* THE PROBLEM: Write out the material again word for word, dropping any images it holds.
=======
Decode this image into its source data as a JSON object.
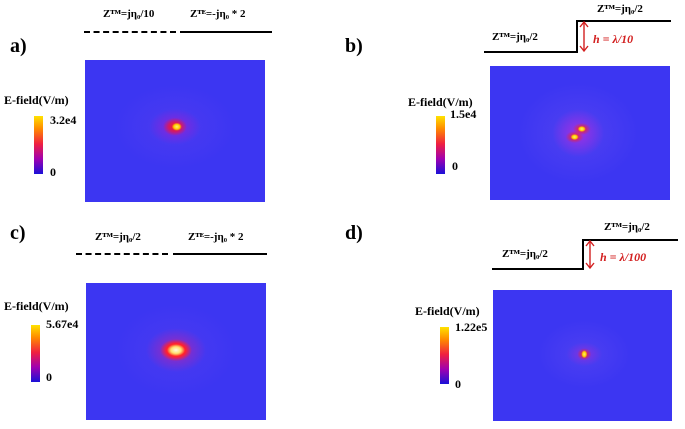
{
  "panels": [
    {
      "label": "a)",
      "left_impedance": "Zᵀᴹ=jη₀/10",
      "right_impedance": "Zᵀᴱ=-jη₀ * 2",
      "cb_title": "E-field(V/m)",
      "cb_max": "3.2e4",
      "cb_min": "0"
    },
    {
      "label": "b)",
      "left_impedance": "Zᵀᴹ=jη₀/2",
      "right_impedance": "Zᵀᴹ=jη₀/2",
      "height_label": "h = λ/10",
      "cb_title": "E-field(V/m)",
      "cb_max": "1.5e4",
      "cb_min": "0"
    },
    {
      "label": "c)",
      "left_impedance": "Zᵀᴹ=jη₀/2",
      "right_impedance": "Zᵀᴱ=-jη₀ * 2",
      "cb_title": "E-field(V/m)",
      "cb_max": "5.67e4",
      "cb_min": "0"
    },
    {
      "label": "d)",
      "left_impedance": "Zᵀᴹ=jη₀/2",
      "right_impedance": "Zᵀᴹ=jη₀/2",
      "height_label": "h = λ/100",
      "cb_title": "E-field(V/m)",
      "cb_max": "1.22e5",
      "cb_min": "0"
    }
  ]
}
=======
* COMPLETED EXERCISE:
Decode this image into its source data as a JSON object.
{
  "panels": [
    {
      "label": "a)",
      "left_impedance": "Zᵀᴹ=jη₀/10",
      "right_impedance": "Zᵀᴱ=-jη₀ * 2",
      "cb_title": "E-field(V/m)",
      "cb_max": "3.2e4",
      "cb_min": "0"
    },
    {
      "label": "b)",
      "left_impedance": "Zᵀᴹ=jη₀/2",
      "right_impedance": "Zᵀᴹ=jη₀/2",
      "height_label": "h = λ/10",
      "cb_title": "E-field(V/m)",
      "cb_max": "1.5e4",
      "cb_min": "0"
    },
    {
      "label": "c)",
      "left_impedance": "Zᵀᴹ=jη₀/2",
      "right_impedance": "Zᵀᴱ=-jη₀ * 2",
      "cb_title": "E-field(V/m)",
      "cb_max": "5.67e4",
      "cb_min": "0"
    },
    {
      "label": "d)",
      "left_impedance": "Zᵀᴹ=jη₀/2",
      "right_impedance": "Zᵀᴹ=jη₀/2",
      "height_label": "h = λ/100",
      "cb_title": "E-field(V/m)",
      "cb_max": "1.22e5",
      "cb_min": "0"
    }
  ]
}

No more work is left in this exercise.